• [Set problem]: Restate the records below word for word.

****

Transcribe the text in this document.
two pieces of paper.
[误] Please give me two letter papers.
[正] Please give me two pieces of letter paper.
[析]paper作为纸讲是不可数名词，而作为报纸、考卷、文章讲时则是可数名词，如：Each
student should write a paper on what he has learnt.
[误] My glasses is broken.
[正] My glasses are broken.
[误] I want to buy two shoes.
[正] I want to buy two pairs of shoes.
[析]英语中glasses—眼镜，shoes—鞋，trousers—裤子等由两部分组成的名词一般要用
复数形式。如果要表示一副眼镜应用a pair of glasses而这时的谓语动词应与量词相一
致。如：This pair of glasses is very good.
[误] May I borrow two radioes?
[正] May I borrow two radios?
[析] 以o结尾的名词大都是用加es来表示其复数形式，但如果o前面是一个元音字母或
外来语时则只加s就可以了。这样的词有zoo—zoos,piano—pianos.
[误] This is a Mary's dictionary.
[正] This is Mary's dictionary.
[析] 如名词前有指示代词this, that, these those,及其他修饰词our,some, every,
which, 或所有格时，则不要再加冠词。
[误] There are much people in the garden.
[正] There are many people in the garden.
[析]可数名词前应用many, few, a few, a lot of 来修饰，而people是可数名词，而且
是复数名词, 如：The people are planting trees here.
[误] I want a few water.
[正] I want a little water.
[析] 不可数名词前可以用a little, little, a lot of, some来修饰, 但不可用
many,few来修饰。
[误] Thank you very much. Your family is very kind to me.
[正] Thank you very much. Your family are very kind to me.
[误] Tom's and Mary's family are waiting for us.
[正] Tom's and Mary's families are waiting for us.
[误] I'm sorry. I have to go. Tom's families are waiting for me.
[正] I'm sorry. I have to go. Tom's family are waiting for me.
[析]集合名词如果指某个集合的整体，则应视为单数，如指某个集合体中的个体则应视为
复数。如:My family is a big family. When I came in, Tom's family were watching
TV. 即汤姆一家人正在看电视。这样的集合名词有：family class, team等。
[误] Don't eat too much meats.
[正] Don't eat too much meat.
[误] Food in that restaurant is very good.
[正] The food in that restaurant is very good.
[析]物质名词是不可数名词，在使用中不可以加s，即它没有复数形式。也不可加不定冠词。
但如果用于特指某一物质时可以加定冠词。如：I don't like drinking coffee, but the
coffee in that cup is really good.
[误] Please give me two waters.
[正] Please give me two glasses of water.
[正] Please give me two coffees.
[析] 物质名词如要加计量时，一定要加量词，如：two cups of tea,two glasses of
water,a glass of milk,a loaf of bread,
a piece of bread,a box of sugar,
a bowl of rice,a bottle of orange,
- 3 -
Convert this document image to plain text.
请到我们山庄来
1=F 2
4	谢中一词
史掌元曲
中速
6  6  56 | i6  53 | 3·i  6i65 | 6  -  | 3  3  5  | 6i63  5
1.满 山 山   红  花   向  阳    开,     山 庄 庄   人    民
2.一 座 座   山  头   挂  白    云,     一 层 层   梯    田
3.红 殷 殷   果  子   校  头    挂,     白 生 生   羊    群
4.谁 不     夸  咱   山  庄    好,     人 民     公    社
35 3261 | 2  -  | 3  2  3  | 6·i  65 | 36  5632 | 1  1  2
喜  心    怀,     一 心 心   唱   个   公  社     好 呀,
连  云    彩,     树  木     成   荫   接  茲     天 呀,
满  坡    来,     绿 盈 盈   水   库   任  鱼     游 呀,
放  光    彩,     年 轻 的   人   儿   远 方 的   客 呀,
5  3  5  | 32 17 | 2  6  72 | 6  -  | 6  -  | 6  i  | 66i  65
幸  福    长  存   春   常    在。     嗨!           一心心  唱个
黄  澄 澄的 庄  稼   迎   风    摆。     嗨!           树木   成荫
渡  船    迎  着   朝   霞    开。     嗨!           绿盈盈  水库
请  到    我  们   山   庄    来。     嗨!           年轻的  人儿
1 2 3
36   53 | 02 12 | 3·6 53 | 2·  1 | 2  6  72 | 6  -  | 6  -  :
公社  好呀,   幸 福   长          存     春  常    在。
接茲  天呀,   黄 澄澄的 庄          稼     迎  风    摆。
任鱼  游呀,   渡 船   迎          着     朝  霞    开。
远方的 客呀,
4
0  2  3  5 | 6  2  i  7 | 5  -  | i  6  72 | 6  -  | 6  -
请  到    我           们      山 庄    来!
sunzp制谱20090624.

****

• [Solution for this exercise]:
Transcribe the text in this document.
two pieces of paper.
[误] Please give me two letter papers.
[正] Please give me two pieces of letter paper.
[析]paper作为纸讲是不可数名词，而作为报纸、考卷、文章讲时则是可数名词，如：Each
student should write a paper on what he has learnt.
[误] My glasses is broken.
[正] My glasses are broken.
[误] I want to buy two shoes.
[正] I want to buy two pairs of shoes.
[析]英语中glasses—眼镜，shoes—鞋，trousers—裤子等由两部分组成的名词一般要用
复数形式。如果要表示一副眼镜应用a pair of glasses而这时的谓语动词应与量词相一
致。如：This pair of glasses is very good.
[误] May I borrow two radioes?
[正] May I borrow two radios?
[析] 以o结尾的名词大都是用加es来表示其复数形式，但如果o前面是一个元音字母或
外来语时则只加s就可以了。这样的词有zoo—zoos,piano—pianos.
[误] This is a Mary's dictionary.
[正] This is Mary's dictionary.
[析] 如名词前有指示代词this, that, these those,及其他修饰词our,some, every,
which, 或所有格时，则不要再加冠词。
[误] There are much people in the garden.
[正] There are many people in the garden.
[析]可数名词前应用many, few, a few, a lot of 来修饰，而people是可数名词，而且
是复数名词, 如：The people are planting trees here.
[误] I want a few water.
[正] I want a little water.
[析] 不可数名词前可以用a little, little, a lot of, some来修饰, 但不可用
many,few来修饰。
[误] Thank you very much. Your family is very kind to me.
[正] Thank you very much. Your family are very kind to me.
[误] Tom's and Mary's family are waiting for us.
[正] Tom's and Mary's families are waiting for us.
[误] I'm sorry. I have to go. Tom's families are waiting for me.
[正] I'm sorry. I have to go. Tom's family are waiting for me.
[析]集合名词如果指某个集合的整体，则应视为单数，如指某个集合体中的个体则应视为
复数。如:My family is a big family. When I came in, Tom's family were watching
TV. 即汤姆一家人正在看电视。这样的集合名词有：family class, team等。
[误] Don't eat too much meats.
[正] Don't eat too much meat.
[误] Food in that restaurant is very good.
[正] The food in that restaurant is very good.
[析]物质名词是不可数名词，在使用中不可以加s，即它没有复数形式。也不可加不定冠词。
但如果用于特指某一物质时可以加定冠词。如：I don't like drinking coffee, but the
coffee in that cup is really good.
[误] Please give me two waters.
[正] Please give me two glasses of water.
[正] Please give me two coffees.
[析] 物质名词如要加计量时，一定要加量词，如：two cups of tea,two glasses of
water,a glass of milk,a loaf of bread,
a piece of bread,a box of sugar,
a bowl of rice,a bottle of orange,
- 3 -
Convert this document image to plain text.
请到我们山庄来
1=F 2
4	谢中一词
史掌元曲
中速
6  6  56 | i6  53 | 3·i  6i65 | 6  -  | 3  3  5  | 6i63  5
1.满 山 山   红  花   向  阳    开,     山 庄 庄   人    民
2.一 座 座   山  头   挂  白    云,     一 层 层   梯    田
3.红 殷 殷   果  子   校  头    挂,     白 生 生   羊    群
4.谁 不     夸  咱   山  庄    好,     人 民     公    社
35 3261 | 2  -  | 3  2  3  | 6·i  65 | 36  5632 | 1  1  2
喜  心    怀,     一 心 心   唱   个   公  社     好 呀,
连  云    彩,     树  木     成   荫   接  茲     天 呀,
满  坡    来,     绿 盈 盈   水   库   任  鱼     游 呀,
放  光    彩,     年 轻 的   人   儿   远 方 的   客 呀,
5  3  5  | 32 17 | 2  6  72 | 6  -  | 6  -  | 6  i  | 66i  65
幸  福    长  存   春   常    在。     嗨!           一心心  唱个
黄  澄 澄的 庄  稼   迎   风    摆。     嗨!           树木   成荫
渡  船    迎  着   朝   霞    开。     嗨!           绿盈盈  水库
请  到    我  们   山   庄    来。     嗨!           年轻的  人儿
1 2 3
36   53 | 02 12 | 3·6 53 | 2·  1 | 2  6  72 | 6  -  | 6  -  :
公社  好呀,   幸 福   长          存     春  常    在。
接茲  天呀,   黄 澄澄的 庄          稼     迎  风    摆。
任鱼  游呀,   渡 船   迎          着     朝  霞    开。
远方的 客呀,
4
0  2  3  5 | 6  2  i  7 | 5  -  | i  6  72 | 6  -  | 6  -
请  到    我           们      山 庄    来!
sunzp制谱20090624.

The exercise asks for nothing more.